• Exercise
Copy out every one of the records below word for word, leaving out the pictures.

Visual layout records
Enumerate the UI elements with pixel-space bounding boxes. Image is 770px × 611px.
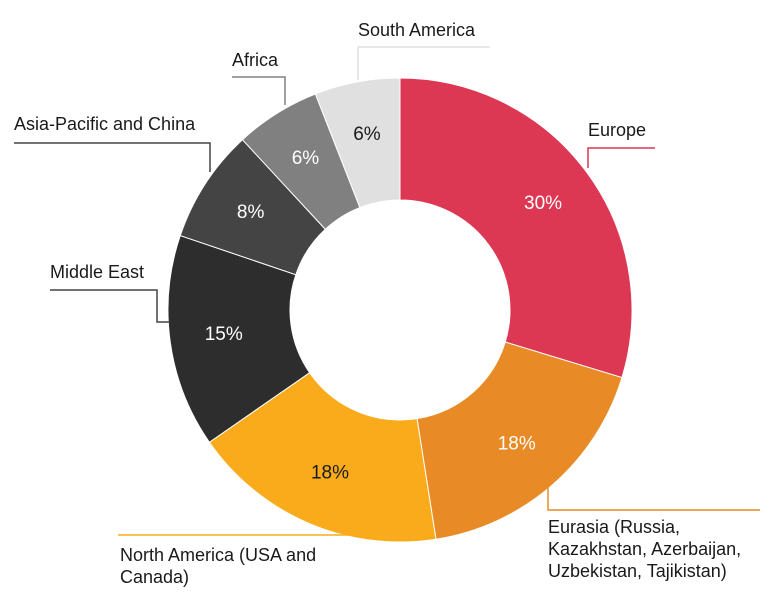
category-label: Eurasia (Russia, Kazakhstan, Azerbaijan,… <box>548 517 742 581</box>
category-label: South America <box>358 20 476 40</box>
category-label: Middle East <box>50 262 145 282</box>
value-label: 8% <box>237 202 265 223</box>
category-label: Europe <box>588 120 647 140</box>
donut-slice <box>167 234 311 443</box>
leader-line <box>50 289 170 323</box>
value-label: 15% <box>205 324 243 345</box>
donut-slice <box>314 77 401 209</box>
value-label: 18% <box>498 433 536 454</box>
leader-line <box>232 76 286 105</box>
leader-line <box>587 147 655 168</box>
value-label: 6% <box>353 124 381 145</box>
donut-slice <box>208 372 437 543</box>
donut-slice <box>399 77 633 379</box>
leader-line <box>547 486 760 511</box>
category-label: Asia-Pacific and China <box>14 114 196 134</box>
category-label: North America (USA and Canada) <box>120 545 317 587</box>
value-label: 6% <box>292 148 320 169</box>
leader-line <box>357 46 490 80</box>
donut-slice <box>416 341 623 540</box>
value-label: 18% <box>311 463 349 484</box>
value-label: 30% <box>524 193 562 214</box>
category-label: Africa <box>232 50 279 70</box>
leader-line <box>14 142 211 172</box>
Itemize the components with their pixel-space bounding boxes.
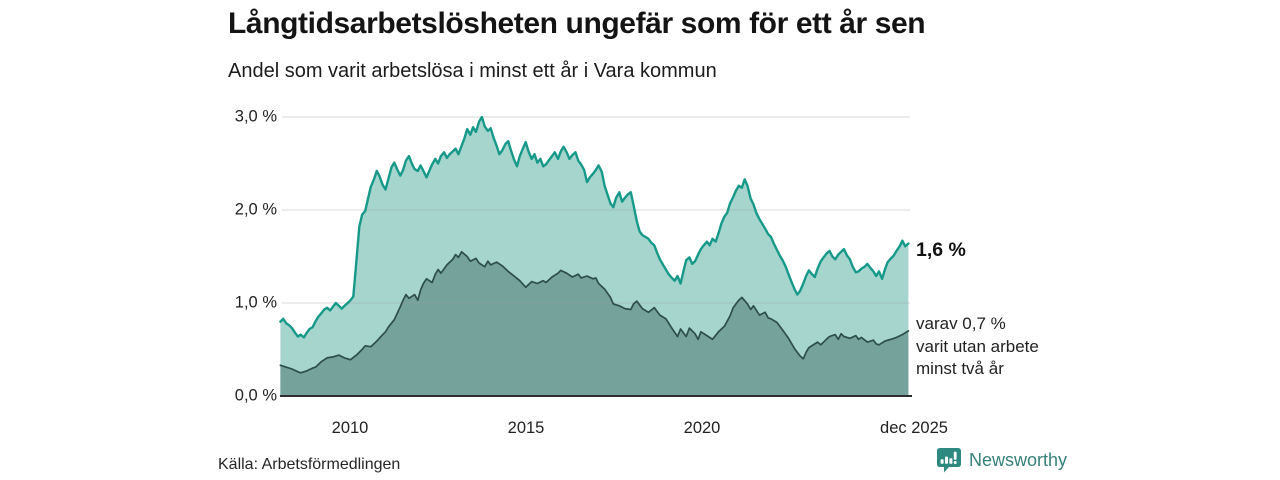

• Solution for this exercise
Enumerate the UI elements with pixel-space bounding boxes. Image is 770px × 611px.
category-label: Eurasia (Russia, Kazakhstan, Azerbaijan,… <box>548 517 742 581</box>
category-label: South America <box>358 20 476 40</box>
category-label: Middle East <box>50 262 145 282</box>
value-label: 8% <box>237 202 265 223</box>
category-label: Europe <box>588 120 647 140</box>
donut-slice <box>167 234 311 443</box>
leader-line <box>50 289 170 323</box>
value-label: 15% <box>205 324 243 345</box>
donut-slice <box>314 77 401 209</box>
value-label: 18% <box>498 433 536 454</box>
leader-line <box>232 76 286 105</box>
leader-line <box>587 147 655 168</box>
value-label: 6% <box>353 124 381 145</box>
donut-slice <box>208 372 437 543</box>
donut-slice <box>399 77 633 379</box>
leader-line <box>547 486 760 511</box>
category-label: Asia-Pacific and China <box>14 114 196 134</box>
category-label: North America (USA and Canada) <box>120 545 317 587</box>
value-label: 6% <box>292 148 320 169</box>
leader-line <box>357 46 490 80</box>
donut-slice <box>416 341 623 540</box>
value-label: 18% <box>311 463 349 484</box>
value-label: 30% <box>524 193 562 214</box>
category-label: Africa <box>232 50 279 70</box>
leader-line <box>14 142 211 172</box>
Itemize the components with their pixel-space bounding boxes.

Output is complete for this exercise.